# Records
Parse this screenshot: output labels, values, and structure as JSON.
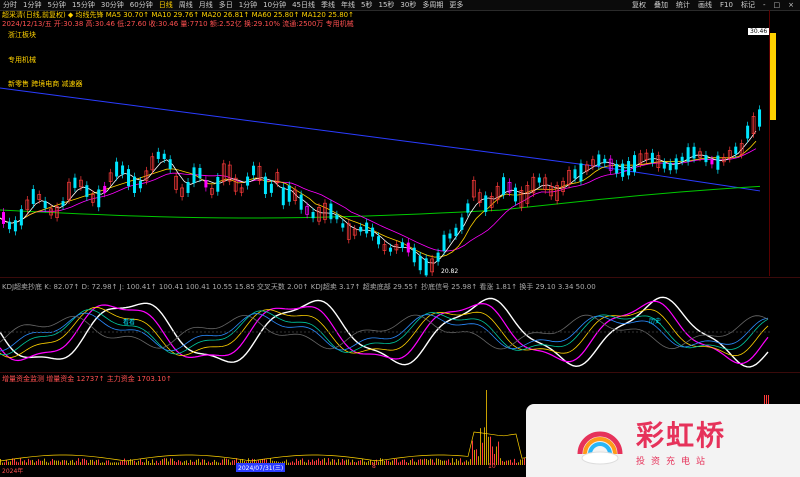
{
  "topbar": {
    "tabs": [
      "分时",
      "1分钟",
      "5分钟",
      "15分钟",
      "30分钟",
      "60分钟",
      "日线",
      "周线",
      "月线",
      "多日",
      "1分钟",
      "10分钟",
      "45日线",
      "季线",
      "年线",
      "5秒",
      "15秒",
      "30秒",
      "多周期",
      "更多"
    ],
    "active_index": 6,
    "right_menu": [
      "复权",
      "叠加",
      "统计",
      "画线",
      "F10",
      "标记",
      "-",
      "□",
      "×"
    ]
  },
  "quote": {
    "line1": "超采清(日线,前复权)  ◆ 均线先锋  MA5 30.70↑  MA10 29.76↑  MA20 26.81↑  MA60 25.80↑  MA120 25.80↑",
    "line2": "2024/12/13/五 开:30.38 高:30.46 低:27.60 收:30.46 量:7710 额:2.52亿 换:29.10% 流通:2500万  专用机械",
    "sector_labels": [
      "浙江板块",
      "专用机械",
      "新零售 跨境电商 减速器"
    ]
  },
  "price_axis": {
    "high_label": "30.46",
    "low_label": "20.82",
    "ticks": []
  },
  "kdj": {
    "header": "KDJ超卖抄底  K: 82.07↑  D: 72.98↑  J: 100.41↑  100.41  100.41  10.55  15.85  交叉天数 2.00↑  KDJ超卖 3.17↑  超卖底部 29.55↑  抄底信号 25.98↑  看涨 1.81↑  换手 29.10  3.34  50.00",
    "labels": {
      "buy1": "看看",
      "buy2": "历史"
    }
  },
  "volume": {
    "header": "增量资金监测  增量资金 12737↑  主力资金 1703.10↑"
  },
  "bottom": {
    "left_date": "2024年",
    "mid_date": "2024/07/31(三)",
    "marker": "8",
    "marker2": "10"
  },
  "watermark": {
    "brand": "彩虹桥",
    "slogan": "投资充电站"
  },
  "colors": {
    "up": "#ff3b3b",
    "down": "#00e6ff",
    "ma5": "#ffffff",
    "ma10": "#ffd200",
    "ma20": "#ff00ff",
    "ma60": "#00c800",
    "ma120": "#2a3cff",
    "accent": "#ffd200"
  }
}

# GOAL
Omit the pictures and give the material again, exactly and in full.

# RESULT OF THIS TASK
Parse this screenshot: output labels, values, and structure as JSON.
{
  "topbar": {
    "tabs": [
      "分时",
      "1分钟",
      "5分钟",
      "15分钟",
      "30分钟",
      "60分钟",
      "日线",
      "周线",
      "月线",
      "多日",
      "1分钟",
      "10分钟",
      "45日线",
      "季线",
      "年线",
      "5秒",
      "15秒",
      "30秒",
      "多周期",
      "更多"
    ],
    "active_index": 6,
    "right_menu": [
      "复权",
      "叠加",
      "统计",
      "画线",
      "F10",
      "标记",
      "-",
      "□",
      "×"
    ]
  },
  "quote": {
    "line1": "超采清(日线,前复权)  ◆ 均线先锋  MA5 30.70↑  MA10 29.76↑  MA20 26.81↑  MA60 25.80↑  MA120 25.80↑",
    "line2": "2024/12/13/五 开:30.38 高:30.46 低:27.60 收:30.46 量:7710 额:2.52亿 换:29.10% 流通:2500万  专用机械",
    "sector_labels": [
      "浙江板块",
      "专用机械",
      "新零售 跨境电商 减速器"
    ]
  },
  "price_axis": {
    "high_label": "30.46",
    "low_label": "20.82",
    "ticks": []
  },
  "kdj": {
    "header": "KDJ超卖抄底  K: 82.07↑  D: 72.98↑  J: 100.41↑  100.41  100.41  10.55  15.85  交叉天数 2.00↑  KDJ超卖 3.17↑  超卖底部 29.55↑  抄底信号 25.98↑  看涨 1.81↑  换手 29.10  3.34  50.00",
    "labels": {
      "buy1": "看看",
      "buy2": "历史"
    }
  },
  "volume": {
    "header": "增量资金监测  增量资金 12737↑  主力资金 1703.10↑"
  },
  "bottom": {
    "left_date": "2024年",
    "mid_date": "2024/07/31(三)",
    "marker": "8",
    "marker2": "10"
  },
  "watermark": {
    "brand": "彩虹桥",
    "slogan": "投资充电站"
  },
  "colors": {
    "up": "#ff3b3b",
    "down": "#00e6ff",
    "ma5": "#ffffff",
    "ma10": "#ffd200",
    "ma20": "#ff00ff",
    "ma60": "#00c800",
    "ma120": "#2a3cff",
    "accent": "#ffd200"
  }
}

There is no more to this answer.